Can you write out the whole listing exactly?

(Stored data entries)
============================================================

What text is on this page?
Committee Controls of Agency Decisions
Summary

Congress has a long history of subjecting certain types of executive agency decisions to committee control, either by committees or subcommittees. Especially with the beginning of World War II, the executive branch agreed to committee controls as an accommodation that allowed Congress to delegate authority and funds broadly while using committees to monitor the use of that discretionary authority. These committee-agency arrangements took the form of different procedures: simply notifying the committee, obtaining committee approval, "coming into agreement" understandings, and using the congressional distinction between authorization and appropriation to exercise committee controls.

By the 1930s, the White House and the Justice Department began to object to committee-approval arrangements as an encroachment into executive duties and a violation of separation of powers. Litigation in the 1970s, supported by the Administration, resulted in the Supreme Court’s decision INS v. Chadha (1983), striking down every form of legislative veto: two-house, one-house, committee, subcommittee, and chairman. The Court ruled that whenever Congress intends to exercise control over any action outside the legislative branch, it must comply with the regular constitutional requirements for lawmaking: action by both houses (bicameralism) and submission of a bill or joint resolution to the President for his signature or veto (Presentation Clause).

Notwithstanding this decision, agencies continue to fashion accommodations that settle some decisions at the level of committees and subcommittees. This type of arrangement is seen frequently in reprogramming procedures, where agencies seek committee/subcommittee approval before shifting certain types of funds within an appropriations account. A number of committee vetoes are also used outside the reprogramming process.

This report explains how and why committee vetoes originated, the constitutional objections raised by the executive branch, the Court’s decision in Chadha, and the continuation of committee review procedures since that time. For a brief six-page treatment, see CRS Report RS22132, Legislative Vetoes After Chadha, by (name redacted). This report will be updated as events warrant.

============================================================

Task solution:
What text is on this page?
Committee Controls of Agency Decisions
Summary

Congress has a long history of subjecting certain types of executive agency decisions to committee control, either by committees or subcommittees. Especially with the beginning of World War II, the executive branch agreed to committee controls as an accommodation that allowed Congress to delegate authority and funds broadly while using committees to monitor the use of that discretionary authority. These committee-agency arrangements took the form of different procedures: simply notifying the committee, obtaining committee approval, "coming into agreement" understandings, and using the congressional distinction between authorization and appropriation to exercise committee controls.

By the 1930s, the White House and the Justice Department began to object to committee-approval arrangements as an encroachment into executive duties and a violation of separation of powers. Litigation in the 1970s, supported by the Administration, resulted in the Supreme Court’s decision INS v. Chadha (1983), striking down every form of legislative veto: two-house, one-house, committee, subcommittee, and chairman. The Court ruled that whenever Congress intends to exercise control over any action outside the legislative branch, it must comply with the regular constitutional requirements for lawmaking: action by both houses (bicameralism) and submission of a bill or joint resolution to the President for his signature or veto (Presentation Clause).

Notwithstanding this decision, agencies continue to fashion accommodations that settle some decisions at the level of committees and subcommittees. This type of arrangement is seen frequently in reprogramming procedures, where agencies seek committee/subcommittee approval before shifting certain types of funds within an appropriations account. A number of committee vetoes are also used outside the reprogramming process.

This report explains how and why committee vetoes originated, the constitutional objections raised by the executive branch, the Court’s decision in Chadha, and the continuation of committee review procedures since that time. For a brief six-page treatment, see CRS Report RS22132, Legislative Vetoes After Chadha, by (name redacted). This report will be updated as events warrant.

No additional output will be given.